INPUT FOR THIS TASK:
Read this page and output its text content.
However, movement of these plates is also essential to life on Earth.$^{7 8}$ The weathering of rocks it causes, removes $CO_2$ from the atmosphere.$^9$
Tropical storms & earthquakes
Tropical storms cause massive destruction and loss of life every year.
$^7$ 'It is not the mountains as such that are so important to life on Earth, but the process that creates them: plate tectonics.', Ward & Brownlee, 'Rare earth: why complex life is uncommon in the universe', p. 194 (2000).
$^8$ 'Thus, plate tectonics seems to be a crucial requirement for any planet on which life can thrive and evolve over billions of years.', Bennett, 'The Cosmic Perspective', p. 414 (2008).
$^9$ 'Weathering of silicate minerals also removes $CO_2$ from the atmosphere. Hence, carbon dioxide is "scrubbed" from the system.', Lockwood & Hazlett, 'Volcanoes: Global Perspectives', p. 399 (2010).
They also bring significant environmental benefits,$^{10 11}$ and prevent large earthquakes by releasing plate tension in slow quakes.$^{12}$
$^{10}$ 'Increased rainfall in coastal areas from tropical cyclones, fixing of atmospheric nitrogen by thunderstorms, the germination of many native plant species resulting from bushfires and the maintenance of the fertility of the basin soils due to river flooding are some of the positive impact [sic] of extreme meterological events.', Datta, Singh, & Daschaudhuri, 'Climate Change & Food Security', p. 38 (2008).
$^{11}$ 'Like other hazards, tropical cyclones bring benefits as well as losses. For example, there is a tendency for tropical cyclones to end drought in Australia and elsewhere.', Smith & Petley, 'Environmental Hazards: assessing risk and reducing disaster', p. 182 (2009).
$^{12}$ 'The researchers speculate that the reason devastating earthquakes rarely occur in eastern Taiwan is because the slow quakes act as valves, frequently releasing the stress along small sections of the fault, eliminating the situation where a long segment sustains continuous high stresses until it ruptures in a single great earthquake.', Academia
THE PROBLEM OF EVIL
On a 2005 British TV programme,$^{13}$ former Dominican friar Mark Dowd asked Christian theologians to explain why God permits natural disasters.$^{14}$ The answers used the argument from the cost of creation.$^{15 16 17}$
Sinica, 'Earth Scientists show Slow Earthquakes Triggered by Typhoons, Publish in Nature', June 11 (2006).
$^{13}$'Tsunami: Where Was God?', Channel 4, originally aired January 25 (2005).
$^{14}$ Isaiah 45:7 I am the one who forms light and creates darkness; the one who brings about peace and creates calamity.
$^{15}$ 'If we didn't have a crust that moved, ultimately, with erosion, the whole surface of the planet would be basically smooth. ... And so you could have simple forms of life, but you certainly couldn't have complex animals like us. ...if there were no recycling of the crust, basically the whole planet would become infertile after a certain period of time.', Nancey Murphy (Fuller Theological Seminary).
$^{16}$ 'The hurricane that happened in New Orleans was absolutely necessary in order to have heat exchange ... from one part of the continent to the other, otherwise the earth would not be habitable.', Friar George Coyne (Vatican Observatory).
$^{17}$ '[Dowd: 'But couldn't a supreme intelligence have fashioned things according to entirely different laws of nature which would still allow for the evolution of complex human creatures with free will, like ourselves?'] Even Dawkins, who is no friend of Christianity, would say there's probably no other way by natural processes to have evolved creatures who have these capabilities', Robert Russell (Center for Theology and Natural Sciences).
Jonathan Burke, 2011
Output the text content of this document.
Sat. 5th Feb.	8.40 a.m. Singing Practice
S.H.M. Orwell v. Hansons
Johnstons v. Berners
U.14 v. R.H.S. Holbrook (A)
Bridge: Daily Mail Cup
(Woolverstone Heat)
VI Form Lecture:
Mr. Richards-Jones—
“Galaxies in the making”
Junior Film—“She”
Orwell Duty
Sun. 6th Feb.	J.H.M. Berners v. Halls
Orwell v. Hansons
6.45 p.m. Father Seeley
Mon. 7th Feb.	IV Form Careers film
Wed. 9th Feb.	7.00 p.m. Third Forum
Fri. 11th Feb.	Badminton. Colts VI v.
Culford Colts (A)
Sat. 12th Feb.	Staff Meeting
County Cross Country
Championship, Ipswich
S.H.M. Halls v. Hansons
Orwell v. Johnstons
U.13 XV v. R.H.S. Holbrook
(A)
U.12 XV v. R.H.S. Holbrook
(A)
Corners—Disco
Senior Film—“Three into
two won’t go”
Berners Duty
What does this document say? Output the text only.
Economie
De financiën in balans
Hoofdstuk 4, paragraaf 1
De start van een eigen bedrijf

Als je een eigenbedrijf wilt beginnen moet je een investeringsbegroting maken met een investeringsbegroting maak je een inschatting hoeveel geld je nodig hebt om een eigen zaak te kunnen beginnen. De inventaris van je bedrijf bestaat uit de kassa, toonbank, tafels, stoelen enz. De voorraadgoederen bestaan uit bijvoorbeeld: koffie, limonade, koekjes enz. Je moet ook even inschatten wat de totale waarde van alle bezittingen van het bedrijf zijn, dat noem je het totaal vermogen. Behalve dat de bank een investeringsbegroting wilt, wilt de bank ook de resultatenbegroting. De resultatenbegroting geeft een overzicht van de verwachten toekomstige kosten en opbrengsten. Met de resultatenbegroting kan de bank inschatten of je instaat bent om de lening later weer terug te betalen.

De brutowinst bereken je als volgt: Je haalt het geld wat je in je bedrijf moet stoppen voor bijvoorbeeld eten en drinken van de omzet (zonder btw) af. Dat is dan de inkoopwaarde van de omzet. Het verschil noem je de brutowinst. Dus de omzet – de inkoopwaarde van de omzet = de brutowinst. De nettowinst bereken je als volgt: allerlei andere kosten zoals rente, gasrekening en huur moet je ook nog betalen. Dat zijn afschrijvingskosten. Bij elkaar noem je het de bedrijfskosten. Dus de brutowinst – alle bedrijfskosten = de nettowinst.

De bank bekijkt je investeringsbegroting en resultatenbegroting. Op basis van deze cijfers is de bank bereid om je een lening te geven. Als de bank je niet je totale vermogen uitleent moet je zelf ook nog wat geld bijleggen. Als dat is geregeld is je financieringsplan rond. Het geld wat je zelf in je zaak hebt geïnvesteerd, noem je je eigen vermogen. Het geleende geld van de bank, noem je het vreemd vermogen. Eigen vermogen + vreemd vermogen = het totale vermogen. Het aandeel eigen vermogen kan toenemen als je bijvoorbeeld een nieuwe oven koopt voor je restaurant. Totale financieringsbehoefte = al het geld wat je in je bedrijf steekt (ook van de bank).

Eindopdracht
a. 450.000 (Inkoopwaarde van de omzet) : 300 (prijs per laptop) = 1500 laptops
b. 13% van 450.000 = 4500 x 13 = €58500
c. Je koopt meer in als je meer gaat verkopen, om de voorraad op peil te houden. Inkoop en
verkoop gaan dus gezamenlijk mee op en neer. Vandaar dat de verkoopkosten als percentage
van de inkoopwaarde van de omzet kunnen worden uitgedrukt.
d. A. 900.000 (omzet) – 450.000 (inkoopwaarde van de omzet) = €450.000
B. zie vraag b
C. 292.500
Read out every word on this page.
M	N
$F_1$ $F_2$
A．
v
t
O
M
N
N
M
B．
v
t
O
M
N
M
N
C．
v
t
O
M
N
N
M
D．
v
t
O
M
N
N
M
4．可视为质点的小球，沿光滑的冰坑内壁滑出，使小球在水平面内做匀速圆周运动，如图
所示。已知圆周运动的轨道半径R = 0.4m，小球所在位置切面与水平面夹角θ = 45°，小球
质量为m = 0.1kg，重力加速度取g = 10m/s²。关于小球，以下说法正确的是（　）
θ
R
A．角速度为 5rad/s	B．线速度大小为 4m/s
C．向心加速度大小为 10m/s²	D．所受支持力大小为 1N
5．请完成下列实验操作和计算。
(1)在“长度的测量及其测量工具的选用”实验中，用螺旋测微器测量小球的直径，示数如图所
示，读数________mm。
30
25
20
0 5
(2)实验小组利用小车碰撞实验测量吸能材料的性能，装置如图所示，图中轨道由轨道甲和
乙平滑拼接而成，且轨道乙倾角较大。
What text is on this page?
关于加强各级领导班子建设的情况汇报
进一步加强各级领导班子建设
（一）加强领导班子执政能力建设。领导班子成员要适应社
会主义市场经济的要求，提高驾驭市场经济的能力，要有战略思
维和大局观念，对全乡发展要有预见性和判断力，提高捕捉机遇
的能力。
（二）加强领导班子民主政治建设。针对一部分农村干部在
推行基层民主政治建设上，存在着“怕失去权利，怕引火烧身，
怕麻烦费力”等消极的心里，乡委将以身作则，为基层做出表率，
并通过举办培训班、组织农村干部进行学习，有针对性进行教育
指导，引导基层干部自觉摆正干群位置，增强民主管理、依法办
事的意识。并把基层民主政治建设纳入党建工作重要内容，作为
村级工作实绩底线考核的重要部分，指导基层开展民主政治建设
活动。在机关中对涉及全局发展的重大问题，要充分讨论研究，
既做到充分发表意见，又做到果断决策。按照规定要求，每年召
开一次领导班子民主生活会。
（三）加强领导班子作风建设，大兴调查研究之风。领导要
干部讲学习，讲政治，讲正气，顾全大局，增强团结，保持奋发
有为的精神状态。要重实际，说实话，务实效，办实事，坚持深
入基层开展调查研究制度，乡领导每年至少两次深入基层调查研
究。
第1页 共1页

OBJECTIVE:
Retype only the lines running from the line with "Read out every word on this page." to the end of the listing, including both of those lines.

EXERCISE SOLUTION:
Read out every word on this page.
M	N
$F_1$ $F_2$
A．
v
t
O
M
N
N
M
B．
v
t
O
M
N
M
N
C．
v
t
O
M
N
N
M
D．
v
t
O
M
N
N
M
4．可视为质点的小球，沿光滑的冰坑内壁滑出，使小球在水平面内做匀速圆周运动，如图
所示。已知圆周运动的轨道半径R = 0.4m，小球所在位置切面与水平面夹角θ = 45°，小球
质量为m = 0.1kg，重力加速度取g = 10m/s²。关于小球，以下说法正确的是（　）
θ
R
A．角速度为 5rad/s	B．线速度大小为 4m/s
C．向心加速度大小为 10m/s²	D．所受支持力大小为 1N
5．请完成下列实验操作和计算。
(1)在“长度的测量及其测量工具的选用”实验中，用螺旋测微器测量小球的直径，示数如图所
示，读数________mm。
30
25
20
0 5
(2)实验小组利用小车碰撞实验测量吸能材料的性能，装置如图所示，图中轨道由轨道甲和
乙平滑拼接而成，且轨道乙倾角较大。
What text is on this page?
关于加强各级领导班子建设的情况汇报
进一步加强各级领导班子建设
（一）加强领导班子执政能力建设。领导班子成员要适应社
会主义市场经济的要求，提高驾驭市场经济的能力，要有战略思
维和大局观念，对全乡发展要有预见性和判断力，提高捕捉机遇
的能力。
（二）加强领导班子民主政治建设。针对一部分农村干部在
推行基层民主政治建设上，存在着“怕失去权利，怕引火烧身，
怕麻烦费力”等消极的心里，乡委将以身作则，为基层做出表率，
并通过举办培训班、组织农村干部进行学习，有针对性进行教育
指导，引导基层干部自觉摆正干群位置，增强民主管理、依法办
事的意识。并把基层民主政治建设纳入党建工作重要内容，作为
村级工作实绩底线考核的重要部分，指导基层开展民主政治建设
活动。在机关中对涉及全局发展的重大问题，要充分讨论研究，
既做到充分发表意见，又做到果断决策。按照规定要求，每年召
开一次领导班子民主生活会。
（三）加强领导班子作风建设，大兴调查研究之风。领导要
干部讲学习，讲政治，讲正气，顾全大局，增强团结，保持奋发
有为的精神状态。要重实际，说实话，务实效，办实事，坚持深
入基层开展调查研究制度，乡领导每年至少两次深入基层调查研
究。
第1页 共1页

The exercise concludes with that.